- STATED EXERCISE
From the records below, copy every line that contains the word "text".

### EXERCISE MATERIAL ###

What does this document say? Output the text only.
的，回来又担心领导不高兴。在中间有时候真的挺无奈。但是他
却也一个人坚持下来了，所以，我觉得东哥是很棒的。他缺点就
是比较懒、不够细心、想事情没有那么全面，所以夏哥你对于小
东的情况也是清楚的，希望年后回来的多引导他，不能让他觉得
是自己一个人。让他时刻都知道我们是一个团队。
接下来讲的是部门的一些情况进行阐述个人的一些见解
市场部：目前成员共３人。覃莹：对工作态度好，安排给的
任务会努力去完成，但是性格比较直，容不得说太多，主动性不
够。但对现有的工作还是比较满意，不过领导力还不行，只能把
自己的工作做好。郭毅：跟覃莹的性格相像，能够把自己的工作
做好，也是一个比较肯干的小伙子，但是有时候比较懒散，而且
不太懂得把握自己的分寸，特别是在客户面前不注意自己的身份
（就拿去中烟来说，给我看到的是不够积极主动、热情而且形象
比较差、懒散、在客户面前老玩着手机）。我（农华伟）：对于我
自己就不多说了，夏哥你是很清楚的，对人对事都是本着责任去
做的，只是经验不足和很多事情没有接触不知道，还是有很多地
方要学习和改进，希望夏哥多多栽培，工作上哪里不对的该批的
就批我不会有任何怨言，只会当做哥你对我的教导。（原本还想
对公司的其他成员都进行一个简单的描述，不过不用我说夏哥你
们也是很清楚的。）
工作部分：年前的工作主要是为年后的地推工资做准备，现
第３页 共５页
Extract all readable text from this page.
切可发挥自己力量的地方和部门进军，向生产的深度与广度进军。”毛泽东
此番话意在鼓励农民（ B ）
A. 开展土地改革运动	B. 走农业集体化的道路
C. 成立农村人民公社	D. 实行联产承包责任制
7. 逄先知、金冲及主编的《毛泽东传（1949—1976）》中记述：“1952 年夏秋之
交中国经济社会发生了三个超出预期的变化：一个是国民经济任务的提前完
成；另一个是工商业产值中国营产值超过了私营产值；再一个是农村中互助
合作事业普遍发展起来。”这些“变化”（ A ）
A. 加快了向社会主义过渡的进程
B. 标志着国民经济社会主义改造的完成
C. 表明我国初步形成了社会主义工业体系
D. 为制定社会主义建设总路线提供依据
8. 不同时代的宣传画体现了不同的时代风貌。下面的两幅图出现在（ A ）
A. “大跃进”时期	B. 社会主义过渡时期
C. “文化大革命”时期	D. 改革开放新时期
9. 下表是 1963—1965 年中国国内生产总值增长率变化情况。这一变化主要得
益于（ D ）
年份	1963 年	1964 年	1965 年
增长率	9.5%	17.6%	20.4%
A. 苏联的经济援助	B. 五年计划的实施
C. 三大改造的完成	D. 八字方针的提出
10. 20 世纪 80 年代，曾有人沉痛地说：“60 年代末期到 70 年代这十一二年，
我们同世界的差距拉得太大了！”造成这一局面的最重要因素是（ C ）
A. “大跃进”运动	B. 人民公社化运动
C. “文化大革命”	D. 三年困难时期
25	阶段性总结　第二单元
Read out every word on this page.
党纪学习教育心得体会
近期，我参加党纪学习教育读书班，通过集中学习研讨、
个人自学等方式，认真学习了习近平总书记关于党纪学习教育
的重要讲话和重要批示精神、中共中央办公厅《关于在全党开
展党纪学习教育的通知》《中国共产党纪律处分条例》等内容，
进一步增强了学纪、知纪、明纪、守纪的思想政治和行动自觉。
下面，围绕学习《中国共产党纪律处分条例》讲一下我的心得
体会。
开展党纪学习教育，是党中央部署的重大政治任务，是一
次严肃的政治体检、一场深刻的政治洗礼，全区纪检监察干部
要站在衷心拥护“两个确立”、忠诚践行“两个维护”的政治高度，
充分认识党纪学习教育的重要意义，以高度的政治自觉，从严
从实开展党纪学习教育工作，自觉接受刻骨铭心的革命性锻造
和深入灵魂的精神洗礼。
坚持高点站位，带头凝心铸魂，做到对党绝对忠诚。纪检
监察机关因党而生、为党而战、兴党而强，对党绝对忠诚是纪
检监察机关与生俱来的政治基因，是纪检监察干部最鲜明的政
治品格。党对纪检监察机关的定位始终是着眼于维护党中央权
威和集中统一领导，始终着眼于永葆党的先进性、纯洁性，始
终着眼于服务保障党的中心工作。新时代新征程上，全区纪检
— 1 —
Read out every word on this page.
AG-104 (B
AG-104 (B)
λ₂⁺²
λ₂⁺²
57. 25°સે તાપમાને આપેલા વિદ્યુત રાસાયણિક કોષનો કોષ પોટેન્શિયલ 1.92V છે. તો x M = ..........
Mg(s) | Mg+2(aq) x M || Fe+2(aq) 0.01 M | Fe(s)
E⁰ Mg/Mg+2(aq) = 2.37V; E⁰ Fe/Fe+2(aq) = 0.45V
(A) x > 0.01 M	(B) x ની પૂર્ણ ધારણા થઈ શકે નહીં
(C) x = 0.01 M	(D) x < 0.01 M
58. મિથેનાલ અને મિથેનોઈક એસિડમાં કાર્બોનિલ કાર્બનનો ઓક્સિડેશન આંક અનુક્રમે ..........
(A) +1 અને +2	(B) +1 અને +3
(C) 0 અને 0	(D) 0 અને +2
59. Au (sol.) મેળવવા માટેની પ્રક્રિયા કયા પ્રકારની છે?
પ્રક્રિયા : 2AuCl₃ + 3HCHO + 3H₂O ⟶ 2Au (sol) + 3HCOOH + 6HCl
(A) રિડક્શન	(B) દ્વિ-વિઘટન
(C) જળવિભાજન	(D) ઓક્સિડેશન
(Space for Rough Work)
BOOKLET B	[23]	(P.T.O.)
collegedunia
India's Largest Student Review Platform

###

- ANSWER FOR THIS EXERCISE
What does this document say? Output the text only.
Extract all readable text from this page.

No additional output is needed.